══ Sumber

Ada yang tak tenang hidup untuk perut sendiri dan keluarga di rumah, ada yang tak tenang selepas hatinya tak kunjung diamplas dari pahatan yang karam, ada yang tak tenang menanti keadilan penguasa, ada yang tak tenang di balik jeruji penjara, ada yang tak tenang, ada, ada dan banyak.

Entah pada hari apa lagi selesai duka-duka menjadi pecah, tapi jangan dilihat remeh temeh apa yang orang lain cemaskan, bukankah melihatmu cemas, mereka begitu paham?

Tak ada harta, ada cinta. Tak ada cinta, ada harta. Tak ada cinta, tak ada harta, ada nyawa yang masih melekat di raga yang masih diizinkan mempersiapkan kematiannya dengan baik.

Bukankah setiap jiwa dilarang tidak baik-baik saja? Dilarang untuk tidak bersyukur. Dilarang berhenti memikirkan apapun. Betapa kejam alam liar yang berpanggung penuh sandiwara. Maka tetaplah kuat dan tangguh di medan perang.

Kali ini ku suarakan jeritan hati yang tak bisa lepas bertahun-tahun silam, “berhenti menyuruhku untuk bersyukur dan memandang segalanya dalam suatu hal yang baik ketika aku tidak melihat kebaikan sama sekali, berhenti menyuruhku baik-baik saja saat aku merasakan baik atau tidak saja tak bisa, berhenti menjadi yang paling beriman dan berceramah kala aku sedang meringis dengan takdirku. Aku begitu paham tentang hidupku, jika tidak bisa menjadi pendengar, pergilah, jangan paksa aku melawan diriku dengan melihat pandanganmu yang melihat pandanganku saja tak bisa”, terkejutkah? Atau tak peduli sama sekali? Ku harap kau pahami dan lekas pergi jika tak bisa menerimaku, aku tak butuh belas kasihan, Bangsat!

Tenang, aku selalu tenang. Baik, aku selalu baik-baik saja. Redam, aku selalu meredam amarahku. Syukur, aku selalu merasa bersyukur. Keluh, aku selalu punya cara untuk menenangkan keluhku sendiri. Fikir, aku selalu berfikir apalagi tentang keresahan yang tak sudah-sudah.

Bertemanku dengan asa. Berkawanku dengan luka. Bersahabatku dengan tangis. Aku tak pernah benar-benar sendirian. Kosong bukan hal asing bagiku. Serapah semua nasehat pada duka-duka yang telah memahami muaranya. Persetan!

════

Instruksi dan Ketentuan
Tuliskan kembali tanpa perubahan bagian teks sumber tentang ketidaktenangan di atas, mulai dari "Tenang, aku selalu" hingga dan termasuk "yang tak sudah-sudah.".

══ Data Mentah

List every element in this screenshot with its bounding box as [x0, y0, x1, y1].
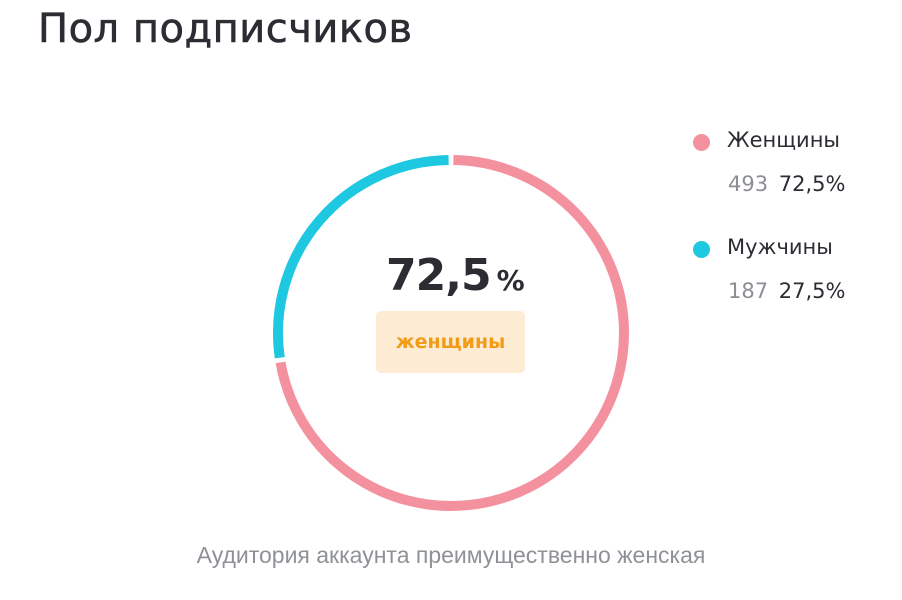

════

Jawaban Latihan
Tenang, aku selalu tenang. Baik, aku selalu baik-baik saja. Redam, aku selalu meredam amarahku. Syukur, aku selalu merasa bersyukur. Keluh, aku selalu punya cara untuk menenangkan keluhku sendiri. Fikir, aku selalu berfikir apalagi tentang keresahan yang tak sudah-sudah.